Problem details:
Gather all lines from the material that contain the word "whiteboard".

Records to use:
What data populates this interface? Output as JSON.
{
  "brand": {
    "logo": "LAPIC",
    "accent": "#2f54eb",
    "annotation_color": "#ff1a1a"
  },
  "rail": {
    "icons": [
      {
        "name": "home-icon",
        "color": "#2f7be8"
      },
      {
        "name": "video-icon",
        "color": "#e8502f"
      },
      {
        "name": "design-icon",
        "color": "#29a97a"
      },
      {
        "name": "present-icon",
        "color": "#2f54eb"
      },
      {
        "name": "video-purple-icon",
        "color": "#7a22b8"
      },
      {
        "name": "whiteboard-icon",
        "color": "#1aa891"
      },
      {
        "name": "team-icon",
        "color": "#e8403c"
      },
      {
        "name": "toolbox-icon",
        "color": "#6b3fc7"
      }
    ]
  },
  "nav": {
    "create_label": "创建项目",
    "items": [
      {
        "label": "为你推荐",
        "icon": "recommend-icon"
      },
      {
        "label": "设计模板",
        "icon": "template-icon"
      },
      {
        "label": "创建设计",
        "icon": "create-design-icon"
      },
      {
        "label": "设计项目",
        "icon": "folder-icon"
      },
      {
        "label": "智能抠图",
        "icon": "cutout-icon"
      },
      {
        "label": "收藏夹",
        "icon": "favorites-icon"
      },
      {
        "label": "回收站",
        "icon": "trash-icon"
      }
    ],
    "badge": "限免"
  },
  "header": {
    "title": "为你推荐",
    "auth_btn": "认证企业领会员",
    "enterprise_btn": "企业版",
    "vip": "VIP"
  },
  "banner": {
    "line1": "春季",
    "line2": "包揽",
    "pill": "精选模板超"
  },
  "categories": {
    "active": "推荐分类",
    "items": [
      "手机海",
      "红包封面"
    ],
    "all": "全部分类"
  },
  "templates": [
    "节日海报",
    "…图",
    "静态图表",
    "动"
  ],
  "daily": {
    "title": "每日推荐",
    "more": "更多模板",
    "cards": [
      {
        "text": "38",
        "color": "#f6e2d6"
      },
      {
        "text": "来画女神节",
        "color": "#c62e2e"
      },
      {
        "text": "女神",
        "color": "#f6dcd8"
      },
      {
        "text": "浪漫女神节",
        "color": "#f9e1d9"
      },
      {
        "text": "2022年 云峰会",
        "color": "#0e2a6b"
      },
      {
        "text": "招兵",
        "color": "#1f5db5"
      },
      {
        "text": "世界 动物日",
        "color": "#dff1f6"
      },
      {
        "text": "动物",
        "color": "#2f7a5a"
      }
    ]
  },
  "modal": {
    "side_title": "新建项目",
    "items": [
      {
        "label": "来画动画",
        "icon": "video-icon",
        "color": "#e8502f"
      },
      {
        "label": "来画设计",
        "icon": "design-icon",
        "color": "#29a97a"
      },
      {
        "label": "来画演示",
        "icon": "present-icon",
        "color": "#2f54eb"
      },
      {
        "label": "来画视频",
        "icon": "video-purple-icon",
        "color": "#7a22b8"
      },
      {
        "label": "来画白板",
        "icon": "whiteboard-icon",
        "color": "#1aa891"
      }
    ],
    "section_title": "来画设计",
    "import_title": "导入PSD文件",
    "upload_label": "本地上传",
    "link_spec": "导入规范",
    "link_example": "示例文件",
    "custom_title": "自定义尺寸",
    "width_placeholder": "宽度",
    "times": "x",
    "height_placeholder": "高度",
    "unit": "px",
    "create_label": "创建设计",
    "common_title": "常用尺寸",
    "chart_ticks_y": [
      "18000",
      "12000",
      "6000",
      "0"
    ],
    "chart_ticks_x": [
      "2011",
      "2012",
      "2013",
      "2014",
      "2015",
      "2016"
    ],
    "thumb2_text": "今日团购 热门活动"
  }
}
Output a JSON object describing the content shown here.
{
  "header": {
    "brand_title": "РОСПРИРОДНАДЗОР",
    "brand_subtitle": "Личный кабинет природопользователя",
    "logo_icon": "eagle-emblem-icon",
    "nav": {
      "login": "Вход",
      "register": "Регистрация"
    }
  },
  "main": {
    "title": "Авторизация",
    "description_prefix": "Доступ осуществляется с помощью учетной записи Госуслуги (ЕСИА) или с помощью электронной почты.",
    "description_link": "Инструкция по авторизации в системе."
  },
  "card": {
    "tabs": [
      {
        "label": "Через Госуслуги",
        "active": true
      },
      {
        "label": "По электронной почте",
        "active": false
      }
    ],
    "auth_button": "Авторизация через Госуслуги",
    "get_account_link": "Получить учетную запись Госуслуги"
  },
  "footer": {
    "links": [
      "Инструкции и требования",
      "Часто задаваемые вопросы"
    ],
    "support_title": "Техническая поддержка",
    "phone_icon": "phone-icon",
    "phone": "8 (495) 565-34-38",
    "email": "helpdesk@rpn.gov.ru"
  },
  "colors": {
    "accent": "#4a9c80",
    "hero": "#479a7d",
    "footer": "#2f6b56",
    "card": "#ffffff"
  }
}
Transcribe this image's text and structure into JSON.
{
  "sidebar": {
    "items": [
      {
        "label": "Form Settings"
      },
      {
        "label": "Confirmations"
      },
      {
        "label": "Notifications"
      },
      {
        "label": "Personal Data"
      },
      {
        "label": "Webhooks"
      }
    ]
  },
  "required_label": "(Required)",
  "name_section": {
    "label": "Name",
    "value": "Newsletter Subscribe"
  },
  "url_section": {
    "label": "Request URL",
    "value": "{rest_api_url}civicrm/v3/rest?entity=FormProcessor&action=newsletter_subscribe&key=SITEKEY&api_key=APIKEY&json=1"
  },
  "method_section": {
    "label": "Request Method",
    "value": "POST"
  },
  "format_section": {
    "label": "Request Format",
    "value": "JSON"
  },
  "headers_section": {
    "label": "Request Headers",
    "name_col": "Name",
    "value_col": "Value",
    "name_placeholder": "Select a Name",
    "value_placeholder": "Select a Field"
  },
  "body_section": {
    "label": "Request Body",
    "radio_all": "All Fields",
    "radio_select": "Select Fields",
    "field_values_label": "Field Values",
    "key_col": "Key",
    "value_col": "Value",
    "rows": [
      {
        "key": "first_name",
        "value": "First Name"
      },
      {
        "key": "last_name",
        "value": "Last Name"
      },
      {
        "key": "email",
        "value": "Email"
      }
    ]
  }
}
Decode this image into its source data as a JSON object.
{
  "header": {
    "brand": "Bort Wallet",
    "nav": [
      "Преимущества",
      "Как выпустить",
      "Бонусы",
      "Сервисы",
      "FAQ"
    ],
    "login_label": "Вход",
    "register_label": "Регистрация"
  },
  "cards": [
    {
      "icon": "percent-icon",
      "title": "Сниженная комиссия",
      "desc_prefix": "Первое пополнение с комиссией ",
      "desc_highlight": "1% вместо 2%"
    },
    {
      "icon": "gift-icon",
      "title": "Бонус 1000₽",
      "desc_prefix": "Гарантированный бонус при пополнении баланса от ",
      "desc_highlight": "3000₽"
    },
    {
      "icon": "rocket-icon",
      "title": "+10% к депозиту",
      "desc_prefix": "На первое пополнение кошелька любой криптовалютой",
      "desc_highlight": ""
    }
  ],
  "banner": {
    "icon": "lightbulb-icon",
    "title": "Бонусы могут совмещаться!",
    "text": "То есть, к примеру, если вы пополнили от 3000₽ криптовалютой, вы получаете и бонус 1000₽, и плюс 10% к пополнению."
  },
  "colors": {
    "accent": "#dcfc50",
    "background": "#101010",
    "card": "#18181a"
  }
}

Response to the task:
        "name": "whiteboard-icon",
        "icon": "whiteboard-icon",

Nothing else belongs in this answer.